» **GOAL**
Look through the material below for "lampe". Copy every line that contains it.

» **THE RECORDS**
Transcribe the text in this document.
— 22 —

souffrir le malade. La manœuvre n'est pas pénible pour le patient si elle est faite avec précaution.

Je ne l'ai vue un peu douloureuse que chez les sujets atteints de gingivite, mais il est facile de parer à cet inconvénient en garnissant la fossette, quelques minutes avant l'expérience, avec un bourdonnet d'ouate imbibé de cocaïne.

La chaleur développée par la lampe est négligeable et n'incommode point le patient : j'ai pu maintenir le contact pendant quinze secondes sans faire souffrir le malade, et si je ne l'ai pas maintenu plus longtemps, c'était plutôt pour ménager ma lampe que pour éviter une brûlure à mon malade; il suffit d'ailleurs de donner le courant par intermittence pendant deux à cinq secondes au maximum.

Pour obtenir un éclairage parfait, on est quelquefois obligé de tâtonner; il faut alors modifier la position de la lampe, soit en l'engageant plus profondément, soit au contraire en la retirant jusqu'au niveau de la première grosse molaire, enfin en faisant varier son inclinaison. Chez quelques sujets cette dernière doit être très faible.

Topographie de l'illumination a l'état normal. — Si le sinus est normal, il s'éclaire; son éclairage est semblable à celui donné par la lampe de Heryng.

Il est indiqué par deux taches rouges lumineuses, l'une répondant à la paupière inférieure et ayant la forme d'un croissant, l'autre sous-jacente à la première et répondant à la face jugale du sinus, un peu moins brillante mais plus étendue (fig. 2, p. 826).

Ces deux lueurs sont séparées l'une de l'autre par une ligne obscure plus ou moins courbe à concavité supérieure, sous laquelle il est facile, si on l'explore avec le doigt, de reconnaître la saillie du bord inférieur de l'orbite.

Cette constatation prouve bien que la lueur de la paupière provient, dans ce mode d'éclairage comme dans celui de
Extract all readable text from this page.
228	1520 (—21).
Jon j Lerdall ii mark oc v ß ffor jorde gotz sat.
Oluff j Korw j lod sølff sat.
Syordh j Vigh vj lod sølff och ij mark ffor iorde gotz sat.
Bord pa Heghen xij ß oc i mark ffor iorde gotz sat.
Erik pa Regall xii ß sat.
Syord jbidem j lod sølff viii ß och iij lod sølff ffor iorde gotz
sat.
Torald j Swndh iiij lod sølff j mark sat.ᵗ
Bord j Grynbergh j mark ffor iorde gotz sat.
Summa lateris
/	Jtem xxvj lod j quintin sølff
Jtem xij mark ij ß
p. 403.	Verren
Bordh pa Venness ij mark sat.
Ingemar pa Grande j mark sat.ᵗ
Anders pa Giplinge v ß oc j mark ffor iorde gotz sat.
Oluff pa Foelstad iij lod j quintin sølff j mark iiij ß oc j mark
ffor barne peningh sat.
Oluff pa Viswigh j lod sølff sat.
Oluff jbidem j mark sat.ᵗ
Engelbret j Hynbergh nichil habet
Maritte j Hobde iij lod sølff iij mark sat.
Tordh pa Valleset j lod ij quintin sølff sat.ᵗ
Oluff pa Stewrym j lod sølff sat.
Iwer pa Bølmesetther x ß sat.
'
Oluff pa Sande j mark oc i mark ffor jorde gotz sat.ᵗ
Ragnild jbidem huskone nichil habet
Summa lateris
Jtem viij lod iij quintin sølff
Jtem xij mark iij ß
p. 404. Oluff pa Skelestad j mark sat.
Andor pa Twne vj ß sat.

» **RESULT OF THE TASK**
La chaleur développée par la lampe est négligeable et n'incommode point le patient : j'ai pu maintenir le contact pendant quinze secondes sans faire souffrir le malade, et si je ne l'ai pas maintenu plus longtemps, c'était plutôt pour ménager ma lampe que pour éviter une brûlure à mon malade; il suffit d'ailleurs de donner le courant par intermittence pendant deux à cinq secondes au maximum.
Pour obtenir un éclairage parfait, on est quelquefois obligé de tâtonner; il faut alors modifier la position de la lampe, soit en l'engageant plus profondément, soit au contraire en la retirant jusqu'au niveau de la première grosse molaire, enfin en faisant varier son inclinaison. Chez quelques sujets cette dernière doit être très faible.
Topographie de l'illumination a l'état normal. — Si le sinus est normal, il s'éclaire; son éclairage est semblable à celui donné par la lampe de Heryng.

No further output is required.